[Begin RECORDS FOR THIS EXERCISE]

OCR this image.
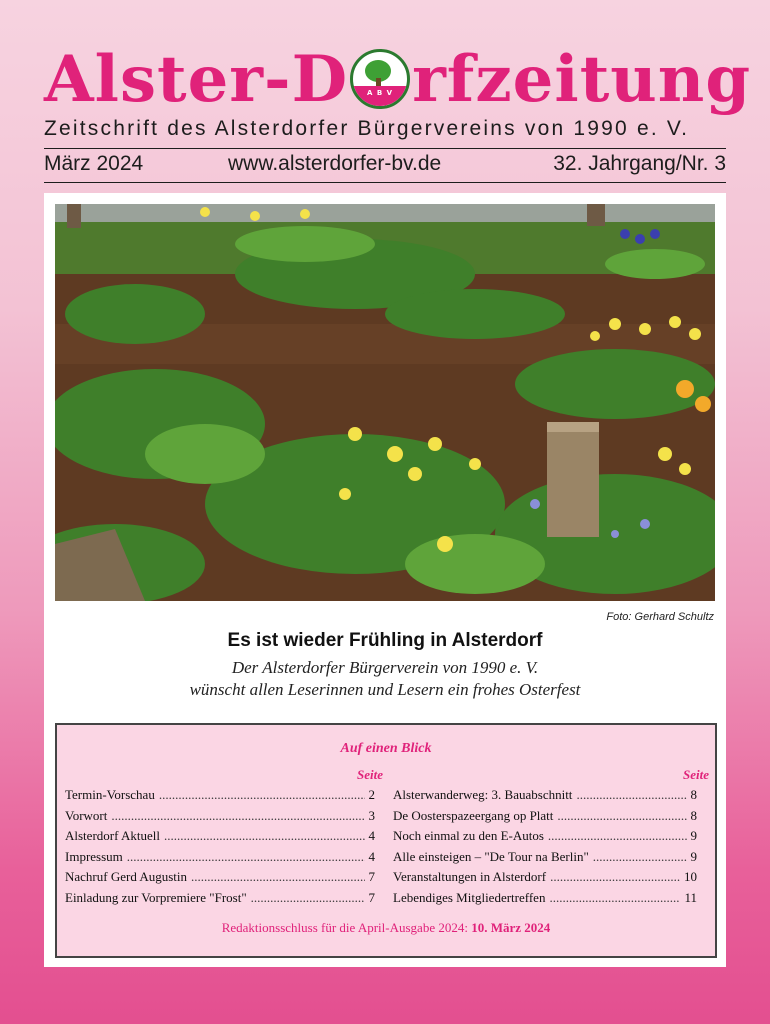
Alster-D	A B V rfzeitung
Zeitschrift des Alsterdorfer Bürgervereins von 1990 e. V.
März 2024	www.alsterdorfer-bv.de	32. Jahrgang/Nr. 3
Foto: Gerhard Schultz
Es ist wieder Frühling in Alsterdorf
Der Alsterdorfer Bürgerverein von 1990 e. V.
wünscht allen Leserinnen und Lesern ein frohes Osterfest
Auf einen Blick
Seite	Seite
Termin-Vorschau .....	2
Vorwort .....	3
Alsterdorf Aktuell .....	4
Impressum .....	4
Nachruf Gerd Augustin .....	7
Einladung zur Vorpremiere "Frost" .....	7
Alsterwanderweg: 3. Bauabschnitt .....	8
De Oosterspazeergang op Platt .....	8
Noch einmal zu den E-Autos .....	9
Alle einsteigen – "De Tour na Berlin" .....	9
Veranstaltungen in Alsterdorf .....	10
Lebendiges Mitgliedertreffen .....	11
Redaktionsschluss für die April-Ausgabe 2024: 10. März 2024
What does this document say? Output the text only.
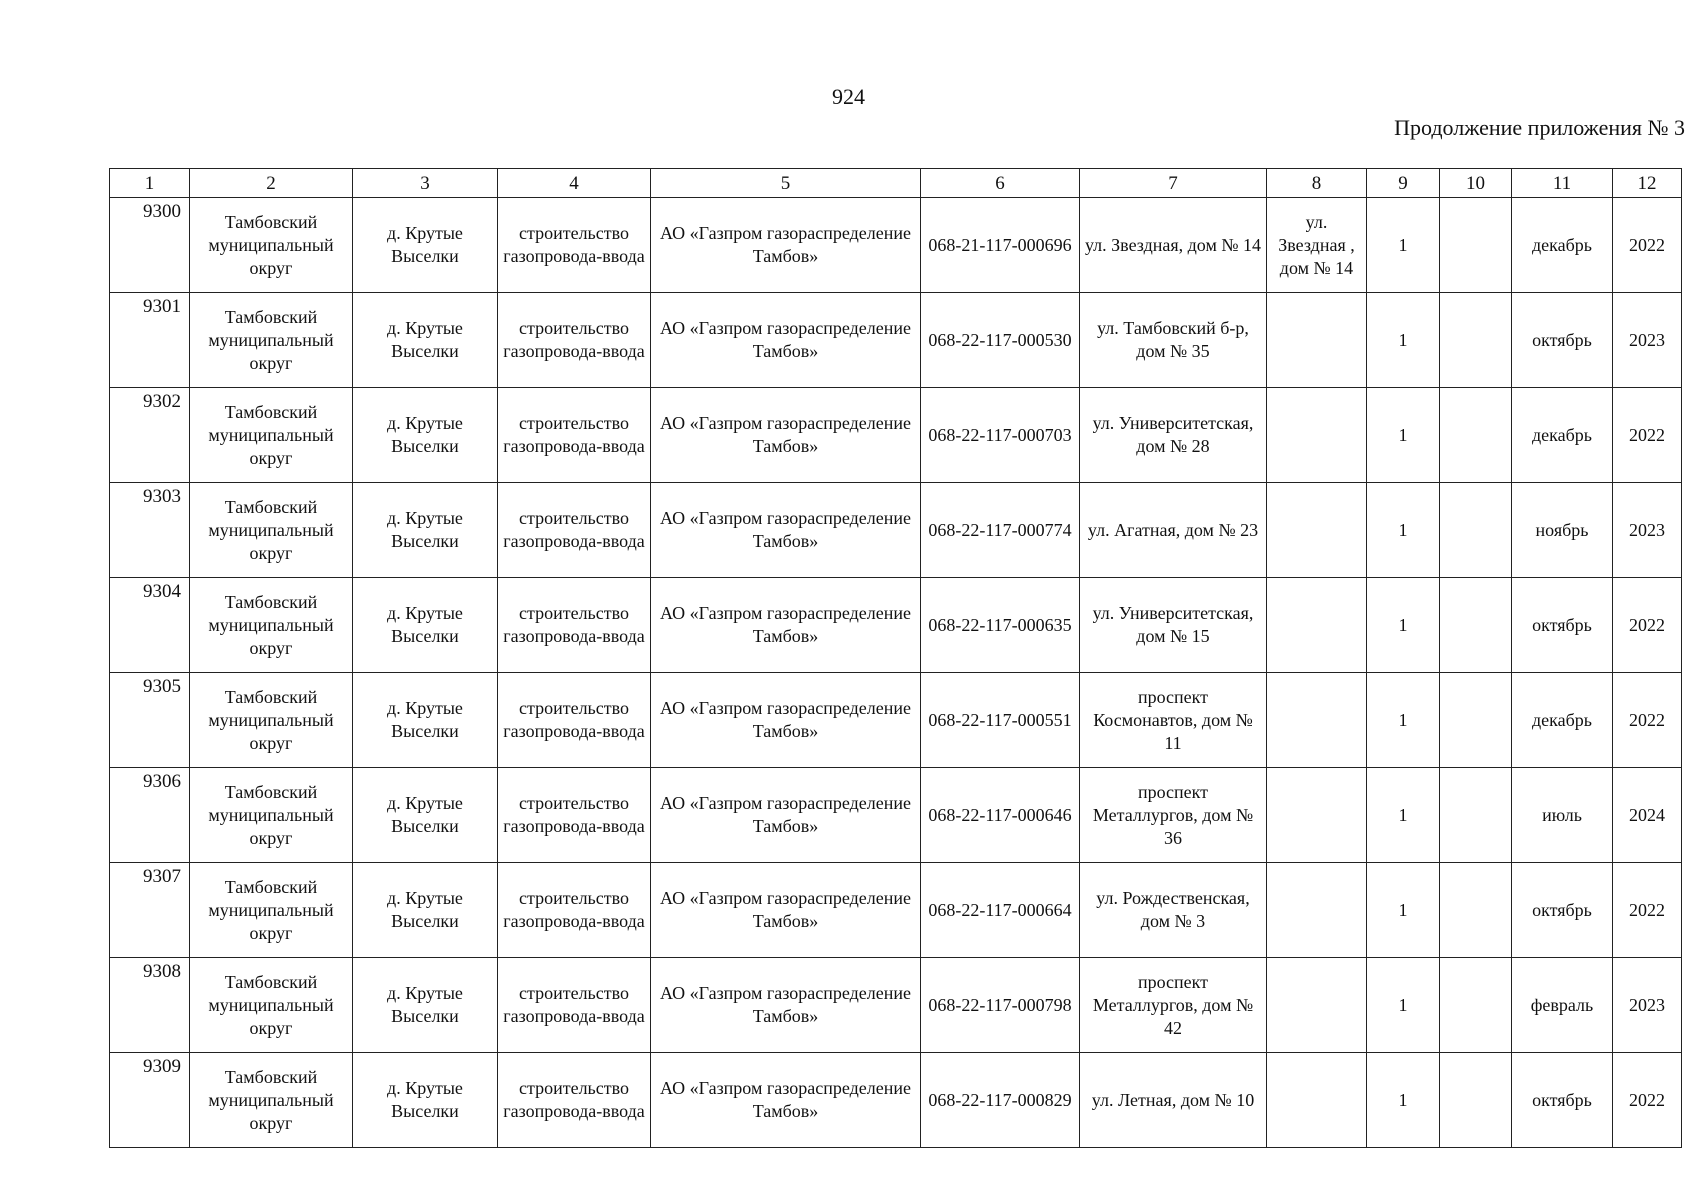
924
Продолжение приложения № 3
1	2	3	4	5	6	7	8	9	10	11	12
9300	Тамбовский муниципальный округ	д. Крутые Выселки	строительство газопровода-ввода	АО «Газпром газораспределение Тамбов»	068-21-117-000696	ул. Звездная, дом № 14	ул. Звездная , дом № 14	1		декабрь	2022
9301	Тамбовский муниципальный округ	д. Крутые Выселки	строительство газопровода-ввода	АО «Газпром газораспределение Тамбов»	068-22-117-000530	ул. Тамбовский б-р, дом № 35		1		октябрь	2023
9302	Тамбовский муниципальный округ	д. Крутые Выселки	строительство газопровода-ввода	АО «Газпром газораспределение Тамбов»	068-22-117-000703	ул. Университетская, дом № 28		1		декабрь	2022
9303	Тамбовский муниципальный округ	д. Крутые Выселки	строительство газопровода-ввода	АО «Газпром газораспределение Тамбов»	068-22-117-000774	ул. Агатная, дом № 23		1		ноябрь	2023
9304	Тамбовский муниципальный округ	д. Крутые Выселки	строительство газопровода-ввода	АО «Газпром газораспределение Тамбов»	068-22-117-000635	ул. Университетская, дом № 15		1		октябрь	2022
9305	Тамбовский муниципальный округ	д. Крутые Выселки	строительство газопровода-ввода	АО «Газпром газораспределение Тамбов»	068-22-117-000551	проспект Космонавтов, дом № 11		1		декабрь	2022
9306	Тамбовский муниципальный округ	д. Крутые Выселки	строительство газопровода-ввода	АО «Газпром газораспределение Тамбов»	068-22-117-000646	проспект Металлургов, дом № 36		1		июль	2024
9307	Тамбовский муниципальный округ	д. Крутые Выселки	строительство газопровода-ввода	АО «Газпром газораспределение Тамбов»	068-22-117-000664	ул. Рождественская, дом № 3		1		октябрь	2022
9308	Тамбовский муниципальный округ	д. Крутые Выселки	строительство газопровода-ввода	АО «Газпром газораспределение Тамбов»	068-22-117-000798	проспект Металлургов, дом № 42		1		февраль	2023
9309	Тамбовский муниципальный округ	д. Крутые Выселки	строительство газопровода-ввода	АО «Газпром газораспределение Тамбов»	068-22-117-000829	ул. Летная, дом № 10		1		октябрь	2022
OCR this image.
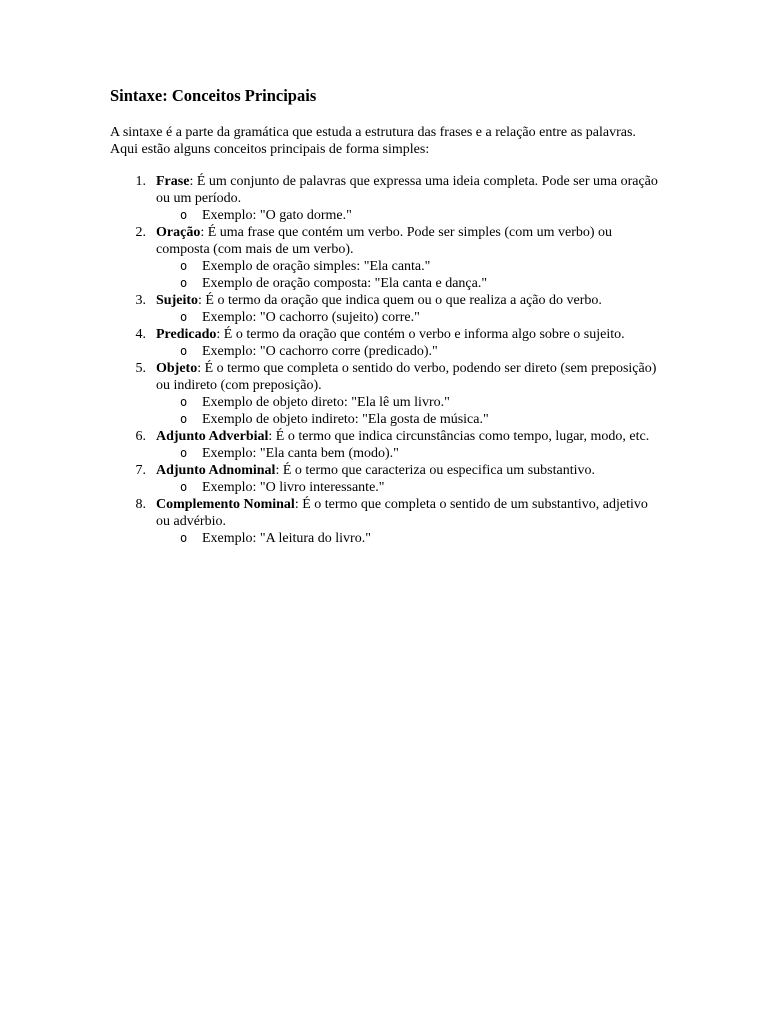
Sintaxe: Conceitos Principais

A sintaxe é a parte da gramática que estuda a estrutura das frases e a relação entre as palavras. Aqui estão alguns conceitos principais de forma simples:

1. Frase: É um conjunto de palavras que expressa uma ideia completa. Pode ser uma oração ou um período.
o Exemplo: "O gato dorme."
2. Oração: É uma frase que contém um verbo. Pode ser simples (com um verbo) ou composta (com mais de um verbo).
o Exemplo de oração simples: "Ela canta."
o Exemplo de oração composta: "Ela canta e dança."
3. Sujeito: É o termo da oração que indica quem ou o que realiza a ação do verbo.
o Exemplo: "O cachorro (sujeito) corre."
4. Predicado: É o termo da oração que contém o verbo e informa algo sobre o sujeito.
o Exemplo: "O cachorro corre (predicado)."
5. Objeto: É o termo que completa o sentido do verbo, podendo ser direto (sem preposição) ou indireto (com preposição).
o Exemplo de objeto direto: "Ela lê um livro."
o Exemplo de objeto indireto: "Ela gosta de música."
6. Adjunto Adverbial: É o termo que indica circunstâncias como tempo, lugar, modo, etc.
o Exemplo: "Ela canta bem (modo)."
7. Adjunto Adnominal: É o termo que caracteriza ou especifica um substantivo.
o Exemplo: "O livro interessante."
8. Complemento Nominal: É o termo que completa o sentido de um substantivo, adjetivo ou advérbio.
o Exemplo: "A leitura do livro."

[End RECORDS FOR THIS EXERCISE]

■ EXERCISE AIM:
From the entries above, copy out every line where the string "modo" appears.

■ TASK ANSWER:
6. Adjunto Adverbial: É o termo que indica circunstâncias como tempo, lugar, modo, etc.
o Exemplo: "Ela canta bem (modo)."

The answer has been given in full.